> Your goal:
Would you restate all the data that follows, word for word?

****

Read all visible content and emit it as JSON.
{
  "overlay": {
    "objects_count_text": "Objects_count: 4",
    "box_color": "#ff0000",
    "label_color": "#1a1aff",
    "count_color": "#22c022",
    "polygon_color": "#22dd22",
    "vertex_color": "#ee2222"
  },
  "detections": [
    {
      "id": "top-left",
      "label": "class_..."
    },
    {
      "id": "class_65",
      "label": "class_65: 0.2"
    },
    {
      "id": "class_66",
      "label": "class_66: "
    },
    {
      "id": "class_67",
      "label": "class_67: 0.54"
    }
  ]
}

****

> Full output:
Read all visible content and emit it as JSON.
{
  "overlay": {
    "objects_count_text": "Objects_count: 4",
    "box_color": "#ff0000",
    "label_color": "#1a1aff",
    "count_color": "#22c022",
    "polygon_color": "#22dd22",
    "vertex_color": "#ee2222"
  },
  "detections": [
    {
      "id": "top-left",
      "label": "class_..."
    },
    {
      "id": "class_65",
      "label": "class_65: 0.2"
    },
    {
      "id": "class_66",
      "label": "class_66: "
    },
    {
      "id": "class_67",
      "label": "class_67: 0.54"
    }
  ]
}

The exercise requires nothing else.